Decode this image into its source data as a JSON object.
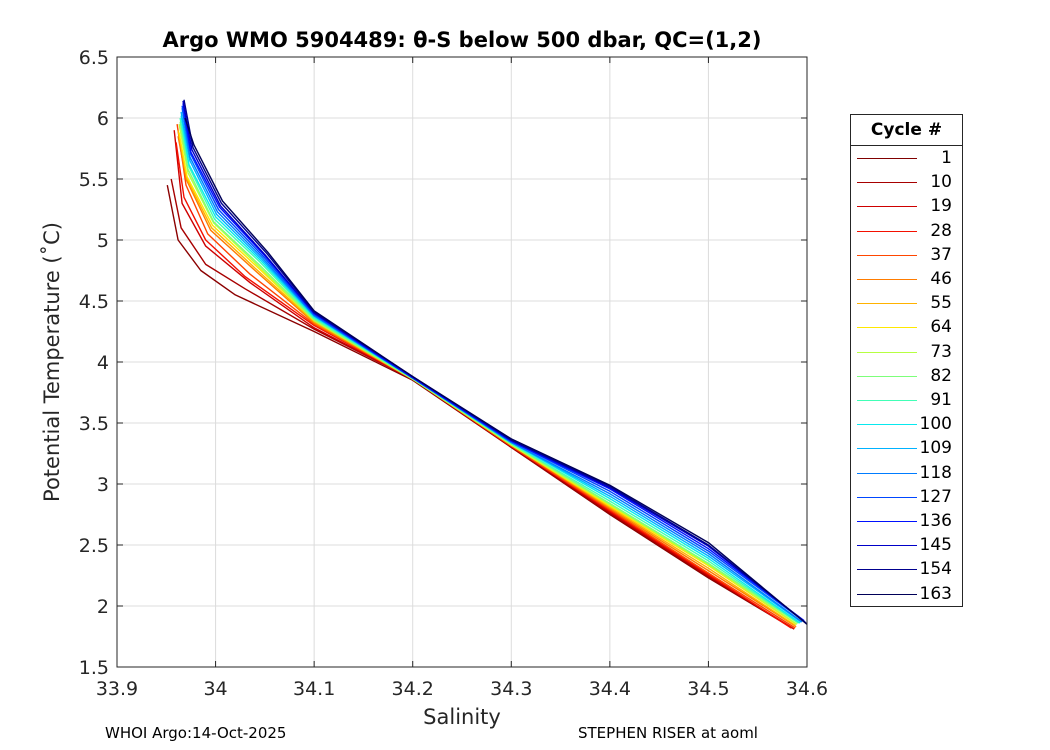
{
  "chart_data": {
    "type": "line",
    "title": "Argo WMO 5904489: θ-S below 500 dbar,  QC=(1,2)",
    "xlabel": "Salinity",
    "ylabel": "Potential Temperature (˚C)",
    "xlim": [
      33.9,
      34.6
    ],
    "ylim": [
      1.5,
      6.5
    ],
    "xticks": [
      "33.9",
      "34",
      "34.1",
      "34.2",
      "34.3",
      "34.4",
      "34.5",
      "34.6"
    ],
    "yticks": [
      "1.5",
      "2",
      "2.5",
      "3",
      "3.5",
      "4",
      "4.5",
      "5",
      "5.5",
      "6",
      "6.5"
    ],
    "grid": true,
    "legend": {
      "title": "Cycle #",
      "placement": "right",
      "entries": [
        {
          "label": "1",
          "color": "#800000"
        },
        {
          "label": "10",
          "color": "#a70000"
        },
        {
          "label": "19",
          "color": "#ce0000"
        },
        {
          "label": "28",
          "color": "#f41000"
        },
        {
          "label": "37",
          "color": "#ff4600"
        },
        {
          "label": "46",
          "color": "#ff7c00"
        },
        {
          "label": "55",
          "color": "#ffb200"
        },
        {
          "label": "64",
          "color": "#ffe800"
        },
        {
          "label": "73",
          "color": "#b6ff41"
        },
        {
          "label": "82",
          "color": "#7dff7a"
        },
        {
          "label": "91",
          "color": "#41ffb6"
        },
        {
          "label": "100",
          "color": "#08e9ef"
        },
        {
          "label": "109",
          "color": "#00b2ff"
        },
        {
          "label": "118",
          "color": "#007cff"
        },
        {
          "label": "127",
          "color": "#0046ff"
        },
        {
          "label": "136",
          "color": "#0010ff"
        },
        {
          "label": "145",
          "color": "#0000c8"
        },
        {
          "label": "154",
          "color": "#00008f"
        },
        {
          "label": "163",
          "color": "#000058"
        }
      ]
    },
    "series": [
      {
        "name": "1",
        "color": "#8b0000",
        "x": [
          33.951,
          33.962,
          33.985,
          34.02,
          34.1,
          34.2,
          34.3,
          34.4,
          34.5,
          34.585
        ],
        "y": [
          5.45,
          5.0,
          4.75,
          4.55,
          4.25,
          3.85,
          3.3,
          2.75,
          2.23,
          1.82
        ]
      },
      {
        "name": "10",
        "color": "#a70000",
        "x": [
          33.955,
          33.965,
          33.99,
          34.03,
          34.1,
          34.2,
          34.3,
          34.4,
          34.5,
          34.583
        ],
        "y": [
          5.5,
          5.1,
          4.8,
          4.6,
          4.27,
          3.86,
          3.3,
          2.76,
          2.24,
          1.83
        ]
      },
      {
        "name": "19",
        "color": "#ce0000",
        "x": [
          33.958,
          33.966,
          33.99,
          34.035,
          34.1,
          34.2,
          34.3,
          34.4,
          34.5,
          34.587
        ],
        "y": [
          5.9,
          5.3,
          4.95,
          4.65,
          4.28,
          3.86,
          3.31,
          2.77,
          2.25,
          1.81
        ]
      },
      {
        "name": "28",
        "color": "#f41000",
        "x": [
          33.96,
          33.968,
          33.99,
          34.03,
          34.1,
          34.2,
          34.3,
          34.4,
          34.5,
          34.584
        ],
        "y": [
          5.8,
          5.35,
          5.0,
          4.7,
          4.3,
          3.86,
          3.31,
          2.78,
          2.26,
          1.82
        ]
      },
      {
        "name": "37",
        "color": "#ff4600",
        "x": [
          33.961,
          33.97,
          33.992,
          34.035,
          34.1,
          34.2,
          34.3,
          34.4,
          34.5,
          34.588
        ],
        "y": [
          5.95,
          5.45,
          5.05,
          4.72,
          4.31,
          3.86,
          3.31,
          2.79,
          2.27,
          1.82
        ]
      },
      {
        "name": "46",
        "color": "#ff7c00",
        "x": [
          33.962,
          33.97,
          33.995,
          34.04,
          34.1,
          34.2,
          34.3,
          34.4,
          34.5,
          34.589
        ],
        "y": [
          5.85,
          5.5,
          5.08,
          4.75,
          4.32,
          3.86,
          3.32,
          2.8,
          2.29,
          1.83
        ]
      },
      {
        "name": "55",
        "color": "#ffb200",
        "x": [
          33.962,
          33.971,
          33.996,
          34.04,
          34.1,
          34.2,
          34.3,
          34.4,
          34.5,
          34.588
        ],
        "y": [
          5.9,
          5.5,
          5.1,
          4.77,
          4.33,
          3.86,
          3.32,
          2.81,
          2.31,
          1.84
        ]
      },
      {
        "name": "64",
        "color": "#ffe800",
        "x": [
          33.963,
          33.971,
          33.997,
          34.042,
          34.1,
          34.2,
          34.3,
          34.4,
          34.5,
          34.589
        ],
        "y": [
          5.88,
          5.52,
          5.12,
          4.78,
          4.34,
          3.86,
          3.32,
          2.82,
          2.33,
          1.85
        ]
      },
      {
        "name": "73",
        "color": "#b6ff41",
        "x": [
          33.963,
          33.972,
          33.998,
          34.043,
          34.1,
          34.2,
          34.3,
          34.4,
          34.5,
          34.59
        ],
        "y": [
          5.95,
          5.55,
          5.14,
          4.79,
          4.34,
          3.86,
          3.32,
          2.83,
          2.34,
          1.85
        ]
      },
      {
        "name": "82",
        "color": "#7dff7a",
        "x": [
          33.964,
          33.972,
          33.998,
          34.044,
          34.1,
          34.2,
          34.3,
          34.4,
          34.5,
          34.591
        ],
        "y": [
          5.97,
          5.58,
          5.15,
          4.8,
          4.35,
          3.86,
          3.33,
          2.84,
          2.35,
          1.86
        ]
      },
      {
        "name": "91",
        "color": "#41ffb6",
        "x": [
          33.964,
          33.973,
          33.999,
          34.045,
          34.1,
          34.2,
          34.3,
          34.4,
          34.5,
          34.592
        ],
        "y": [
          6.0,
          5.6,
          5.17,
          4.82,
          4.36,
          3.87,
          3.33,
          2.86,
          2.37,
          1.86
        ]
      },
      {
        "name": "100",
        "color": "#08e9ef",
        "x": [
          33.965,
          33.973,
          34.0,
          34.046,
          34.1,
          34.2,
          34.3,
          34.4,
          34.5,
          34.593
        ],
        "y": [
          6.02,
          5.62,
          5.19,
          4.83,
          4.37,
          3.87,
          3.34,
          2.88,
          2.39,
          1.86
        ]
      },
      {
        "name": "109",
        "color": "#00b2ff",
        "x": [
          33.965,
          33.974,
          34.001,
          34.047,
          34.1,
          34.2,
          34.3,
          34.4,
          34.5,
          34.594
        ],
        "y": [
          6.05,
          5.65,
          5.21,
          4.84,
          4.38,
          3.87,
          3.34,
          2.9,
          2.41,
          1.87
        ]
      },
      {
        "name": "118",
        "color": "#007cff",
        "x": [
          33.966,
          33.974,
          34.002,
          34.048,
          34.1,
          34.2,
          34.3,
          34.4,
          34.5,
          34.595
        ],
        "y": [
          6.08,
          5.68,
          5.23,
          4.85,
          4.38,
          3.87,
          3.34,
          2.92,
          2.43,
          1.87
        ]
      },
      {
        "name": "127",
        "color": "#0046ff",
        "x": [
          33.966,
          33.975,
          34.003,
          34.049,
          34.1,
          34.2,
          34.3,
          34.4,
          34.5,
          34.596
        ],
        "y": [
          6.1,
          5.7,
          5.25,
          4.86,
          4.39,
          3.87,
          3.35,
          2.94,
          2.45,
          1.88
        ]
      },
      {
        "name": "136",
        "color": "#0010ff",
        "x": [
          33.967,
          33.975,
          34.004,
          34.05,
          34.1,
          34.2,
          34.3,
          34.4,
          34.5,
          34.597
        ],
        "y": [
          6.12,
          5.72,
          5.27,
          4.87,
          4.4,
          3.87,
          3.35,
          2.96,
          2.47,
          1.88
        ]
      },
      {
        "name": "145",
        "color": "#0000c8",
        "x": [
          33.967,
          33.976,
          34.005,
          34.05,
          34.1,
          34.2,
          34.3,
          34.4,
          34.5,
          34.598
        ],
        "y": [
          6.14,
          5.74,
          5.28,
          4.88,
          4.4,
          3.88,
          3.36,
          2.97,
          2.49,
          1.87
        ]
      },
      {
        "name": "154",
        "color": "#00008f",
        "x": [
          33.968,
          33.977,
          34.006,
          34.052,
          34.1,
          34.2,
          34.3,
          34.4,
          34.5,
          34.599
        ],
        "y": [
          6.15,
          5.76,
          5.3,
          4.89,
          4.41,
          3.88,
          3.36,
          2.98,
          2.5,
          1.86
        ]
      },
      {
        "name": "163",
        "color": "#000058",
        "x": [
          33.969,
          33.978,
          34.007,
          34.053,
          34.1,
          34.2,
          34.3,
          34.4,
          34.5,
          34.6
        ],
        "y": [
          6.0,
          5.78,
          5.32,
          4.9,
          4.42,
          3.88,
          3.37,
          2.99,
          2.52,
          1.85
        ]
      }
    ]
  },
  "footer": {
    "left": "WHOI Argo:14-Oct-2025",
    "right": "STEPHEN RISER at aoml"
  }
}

## WHAT TO PRODUCE
Search the records for the word "right", then list every line that has it.

## OUTPUT BELOW
      "placement": "right",
    "right": "STEPHEN RISER at aoml"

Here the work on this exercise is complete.